Written task:
Extract the line that contains "Convert this document image to plain text." and every line after it to the end of the records below, exactly as written and nothing else.

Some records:
☆ ☆ ☆ ☆ ☆

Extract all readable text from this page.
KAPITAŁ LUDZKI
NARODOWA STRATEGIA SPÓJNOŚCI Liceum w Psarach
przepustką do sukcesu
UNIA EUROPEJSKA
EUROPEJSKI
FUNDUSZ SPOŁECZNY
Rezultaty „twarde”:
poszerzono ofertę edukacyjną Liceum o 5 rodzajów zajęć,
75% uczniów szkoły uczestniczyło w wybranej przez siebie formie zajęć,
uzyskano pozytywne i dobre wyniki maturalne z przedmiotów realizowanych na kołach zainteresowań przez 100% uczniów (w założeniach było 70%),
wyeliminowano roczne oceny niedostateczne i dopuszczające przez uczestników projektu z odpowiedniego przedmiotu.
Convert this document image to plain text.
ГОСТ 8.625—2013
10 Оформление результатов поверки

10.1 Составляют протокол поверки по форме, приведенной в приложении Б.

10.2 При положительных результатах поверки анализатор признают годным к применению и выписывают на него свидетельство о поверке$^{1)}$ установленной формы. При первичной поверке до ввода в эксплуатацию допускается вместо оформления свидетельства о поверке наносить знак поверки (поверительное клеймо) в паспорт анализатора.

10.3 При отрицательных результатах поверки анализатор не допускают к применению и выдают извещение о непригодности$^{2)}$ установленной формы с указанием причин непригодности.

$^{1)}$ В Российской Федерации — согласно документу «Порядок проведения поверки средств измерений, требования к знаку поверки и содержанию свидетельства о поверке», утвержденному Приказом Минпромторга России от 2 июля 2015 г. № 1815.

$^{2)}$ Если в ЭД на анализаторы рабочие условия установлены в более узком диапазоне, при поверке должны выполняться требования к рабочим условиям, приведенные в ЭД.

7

☆ ☆ ☆ ☆ ☆

Solution:
Convert this document image to plain text.
ГОСТ 8.625—2013
10 Оформление результатов поверки

10.1 Составляют протокол поверки по форме, приведенной в приложении Б.

10.2 При положительных результатах поверки анализатор признают годным к применению и выписывают на него свидетельство о поверке$^{1)}$ установленной формы. При первичной поверке до ввода в эксплуатацию допускается вместо оформления свидетельства о поверке наносить знак поверки (поверительное клеймо) в паспорт анализатора.

10.3 При отрицательных результатах поверки анализатор не допускают к применению и выдают извещение о непригодности$^{2)}$ установленной формы с указанием причин непригодности.

$^{1)}$ В Российской Федерации — согласно документу «Порядок проведения поверки средств измерений, требования к знаку поверки и содержанию свидетельства о поверке», утвержденному Приказом Минпромторга России от 2 июля 2015 г. № 1815.

$^{2)}$ Если в ЭД на анализаторы рабочие условия установлены в более узком диапазоне, при поверке должны выполняться требования к рабочим условиям, приведенные в ЭД.

7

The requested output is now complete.